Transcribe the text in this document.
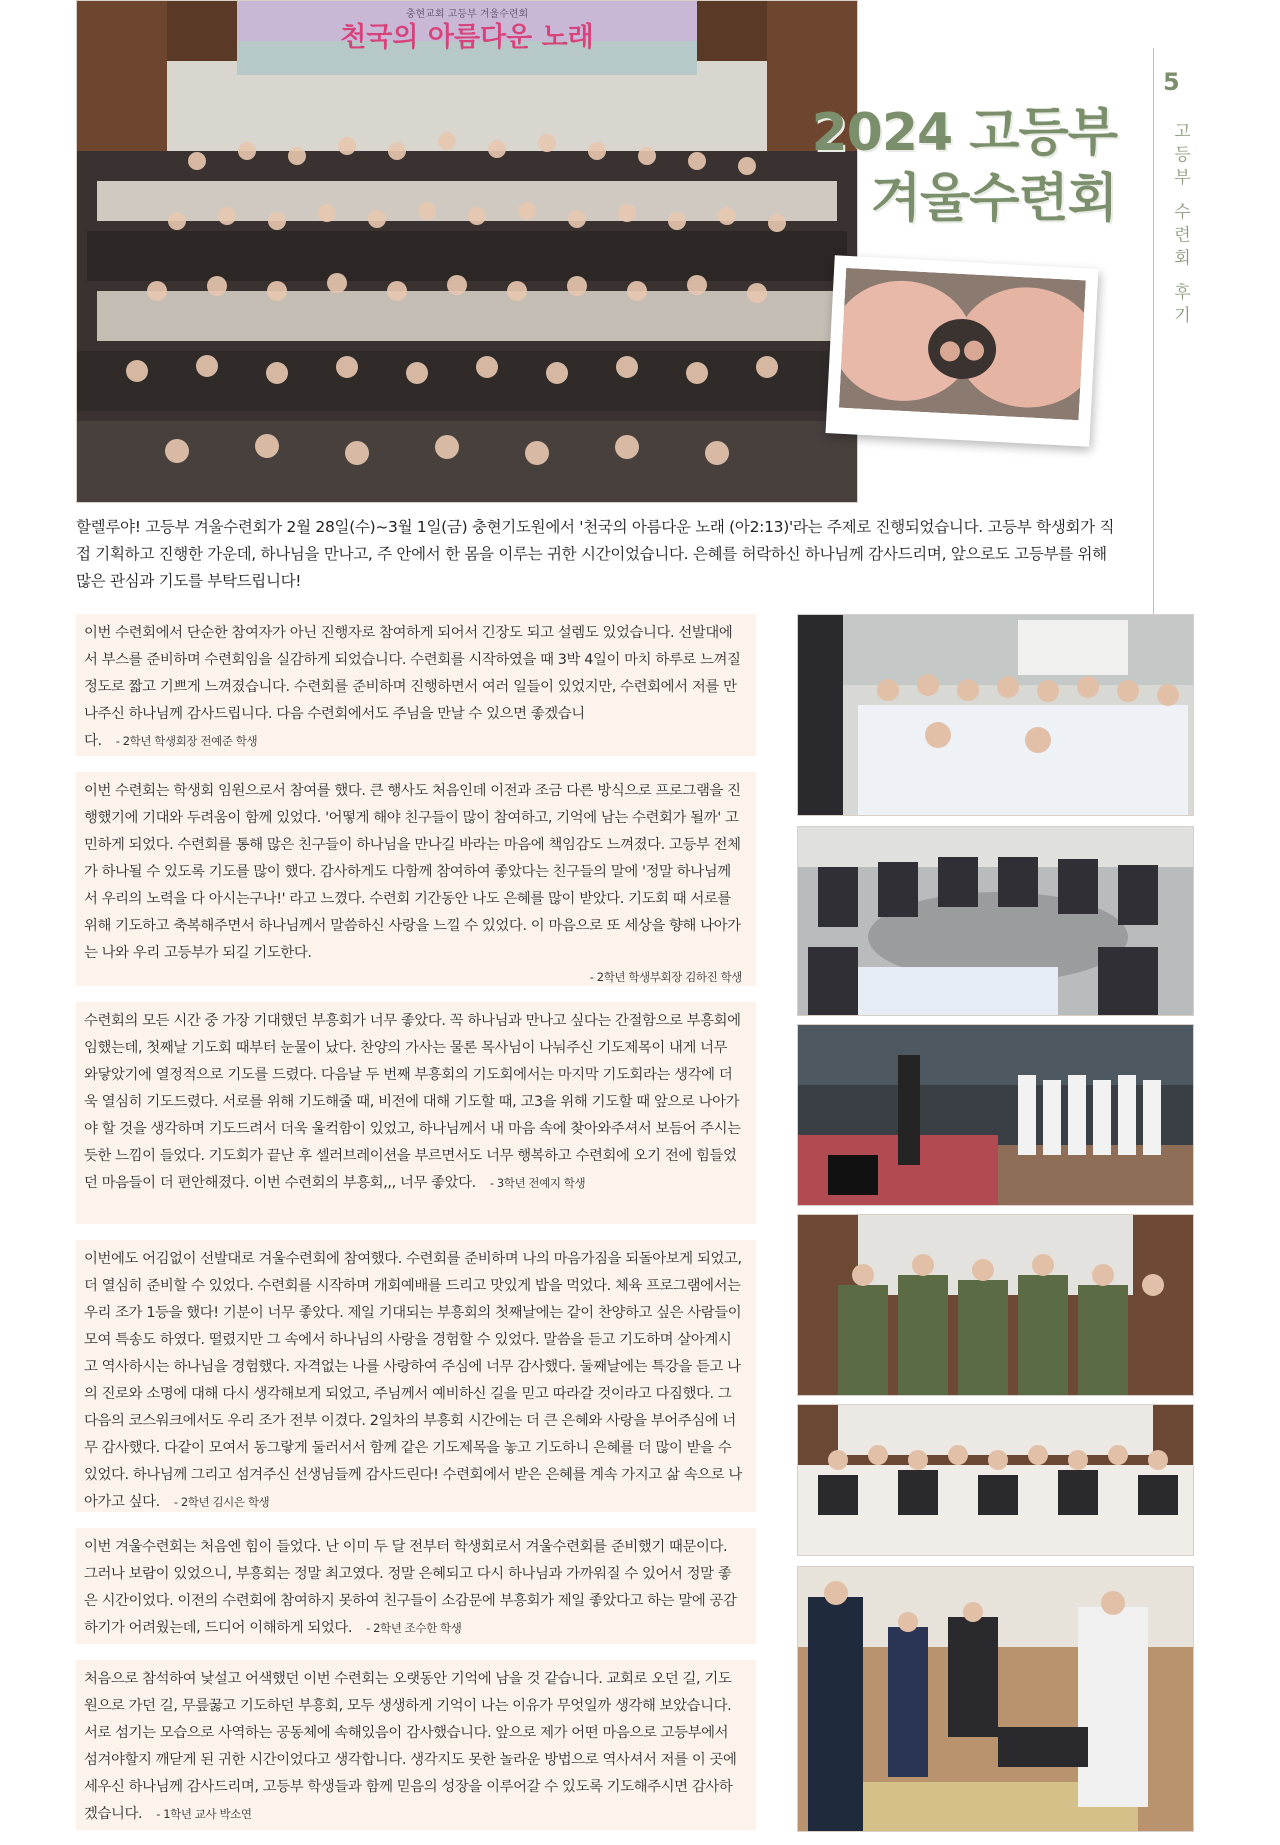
충현교회 고등부 겨울수련회
천국의 아름다운 노래
2024 고등부
겨울수련회
5
고등부 수련회 후기
할렐루야! 고등부 겨울수련회가 2월 28일(수)~3월 1일(금) 충현기도원에서 '천국의 아름다운 노래 (아2:13)'라는 주제로 진행되었습니다. 고등부 학생회가 직접 기획하고 진행한 가운데, 하나님을 만나고, 주 안에서 한 몸을 이루는 귀한 시간이었습니다. 은혜를 허락하신 하나님께 감사드리며, 앞으로도 고등부를 위해 많은 관심과 기도를 부탁드립니다!
이번 수련회에서 단순한 참여자가 아닌 진행자로 참여하게 되어서 긴장도 되고 설렘도 있었습니다. 선발대에서 부스를 준비하며 수련회임을 실감하게 되었습니다. 수련회를 시작하였을 때 3박 4일이 마치 하루로 느껴질 정도로 짧고 기쁘게 느껴졌습니다. 수련회를 준비하며 진행하면서 여러 일들이 있었지만, 수련회에서 저를 만나주신 하나님께 감사드립니다. 다음 수련회에서도 주님을 만날 수 있으면 좋겠습니다. - 2학년 학생회장 전예준 학생
이번 수련회는 학생회 임원으로서 참여를 했다. 큰 행사도 처음인데 이전과 조금 다른 방식으로 프로그램을 진행했기에 기대와 두려움이 함께 있었다. '어떻게 해야 친구들이 많이 참여하고, 기억에 남는 수련회가 될까' 고민하게 되었다. 수련회를 통해 많은 친구들이 하나님을 만나길 바라는 마음에 책임감도 느껴졌다. 고등부 전체가 하나될 수 있도록 기도를 많이 했다. 감사하게도 다함께 참여하여 좋았다는 친구들의 말에 '정말 하나님께서 우리의 노력을 다 아시는구나!' 라고 느꼈다. 수련회 기간동안 나도 은혜를 많이 받았다. 기도회 때 서로를 위해 기도하고 축복해주면서 하나님께서 말씀하신 사랑을 느낄 수 있었다. 이 마음으로 또 세상을 향해 나아가는 나와 우리 고등부가 되길 기도한다.
- 2학년 학생부회장 김하진 학생
수련회의 모든 시간 중 가장 기대했던 부흥회가 너무 좋았다. 꼭 하나님과 만나고 싶다는 간절함으로 부흥회에 임했는데, 첫째날 기도회 때부터 눈물이 났다. 찬양의 가사는 물론 목사님이 나눠주신 기도제목이 내게 너무 와닿았기에 열정적으로 기도를 드렸다. 다음날 두 번째 부흥회의 기도회에서는 마지막 기도회라는 생각에 더욱 열심히 기도드렸다. 서로를 위해 기도해줄 때, 비전에 대해 기도할 때, 고3을 위해 기도할 때 앞으로 나아가야 할 것을 생각하며 기도드려서 더욱 울컥함이 있었고, 하나님께서 내 마음 속에 찾아와주셔서 보듬어 주시는 듯한 느낌이 들었다. 기도회가 끝난 후 셀러브레이션을 부르면서도 너무 행복하고 수련회에 오기 전에 힘들었던 마음들이 더 편안해졌다. 이번 수련회의 부흥회,,, 너무 좋았다. - 3학년 전예지 학생
이번에도 어김없이 선발대로 겨울수련회에 참여했다. 수련회를 준비하며 나의 마음가짐을 되돌아보게 되었고, 더 열심히 준비할 수 있었다. 수련회를 시작하며 개회예배를 드리고 맛있게 밥을 먹었다. 체육 프로그램에서는 우리 조가 1등을 했다! 기분이 너무 좋았다. 제일 기대되는 부흥회의 첫째날에는 같이 찬양하고 싶은 사람들이 모여 특송도 하였다. 떨렸지만 그 속에서 하나님의 사랑을 경험할 수 있었다. 말씀을 듣고 기도하며 살아계시고 역사하시는 하나님을 경험했다. 자격없는 나를 사랑하여 주심에 너무 감사했다. 둘째날에는 특강을 듣고 나의 진로와 소명에 대해 다시 생각해보게 되었고, 주님께서 예비하신 길을 믿고 따라갈 것이라고 다짐했다. 그 다음의 코스워크에서도 우리 조가 전부 이겼다. 2일차의 부흥회 시간에는 더 큰 은혜와 사랑을 부어주심에 너무 감사했다. 다같이 모여서 동그랗게 둘러서서 함께 같은 기도제목을 놓고 기도하니 은혜를 더 많이 받을 수 있었다. 하나님께 그리고 섬겨주신 선생님들께 감사드린다! 수련회에서 받은 은혜를 계속 가지고 삶 속으로 나아가고 싶다. - 2학년 김시은 학생
이번 겨울수련회는 처음엔 힘이 들었다. 난 이미 두 달 전부터 학생회로서 겨울수련회를 준비했기 때문이다. 그러나 보람이 있었으니, 부흥회는 정말 최고였다. 정말 은혜되고 다시 하나님과 가까워질 수 있어서 정말 좋은 시간이었다. 이전의 수련회에 참여하지 못하여 친구들이 소감문에 부흥회가 제일 좋았다고 하는 말에 공감하기가 어려웠는데, 드디어 이해하게 되었다. - 2학년 조수한 학생
처음으로 참석하여 낯설고 어색했던 이번 수련회는 오랫동안 기억에 남을 것 같습니다. 교회로 오던 길, 기도원으로 가던 길, 무릎꿇고 기도하던 부흥회, 모두 생생하게 기억이 나는 이유가 무엇일까 생각해 보았습니다. 서로 섬기는 모습으로 사역하는 공동체에 속해있음이 감사했습니다. 앞으로 제가 어떤 마음으로 고등부에서 섬겨야할지 깨닫게 된 귀한 시간이었다고 생각합니다. 생각지도 못한 놀라운 방법으로 역사셔서 저를 이 곳에 세우신 하나님께 감사드리며, 고등부 학생들과 함께 믿음의 성장을 이루어갈 수 있도록 기도해주시면 감사하겠습니다. - 1학년 교사 박소연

===============

- [What you have to do]:
Read the data above. Pull out each line in which the string "하나님과" appears.

- [Solution]:
수련회의 모든 시간 중 가장 기대했던 부흥회가 너무 좋았다. 꼭 하나님과 만나고 싶다는 간절함으로 부흥회에 임했는데, 첫째날 기도회 때부터 눈물이 났다. 찬양의 가사는 물론 목사님이 나눠주신 기도제목이 내게 너무 와닿았기에 열정적으로 기도를 드렸다. 다음날 두 번째 부흥회의 기도회에서는 마지막 기도회라는 생각에 더욱 열심히 기도드렸다. 서로를 위해 기도해줄 때, 비전에 대해 기도할 때, 고3을 위해 기도할 때 앞으로 나아가야 할 것을 생각하며 기도드려서 더욱 울컥함이 있었고, 하나님께서 내 마음 속에 찾아와주셔서 보듬어 주시는 듯한 느낌이 들었다. 기도회가 끝난 후 셀러브레이션을 부르면서도 너무 행복하고 수련회에 오기 전에 힘들었던 마음들이 더 편안해졌다. 이번 수련회의 부흥회,,, 너무 좋았다. - 3학년 전예지 학생
이번 겨울수련회는 처음엔 힘이 들었다. 난 이미 두 달 전부터 학생회로서 겨울수련회를 준비했기 때문이다. 그러나 보람이 있었으니, 부흥회는 정말 최고였다. 정말 은혜되고 다시 하나님과 가까워질 수 있어서 정말 좋은 시간이었다. 이전의 수련회에 참여하지 못하여 친구들이 소감문에 부흥회가 제일 좋았다고 하는 말에 공감하기가 어려웠는데, 드디어 이해하게 되었다. - 2학년 조수한 학생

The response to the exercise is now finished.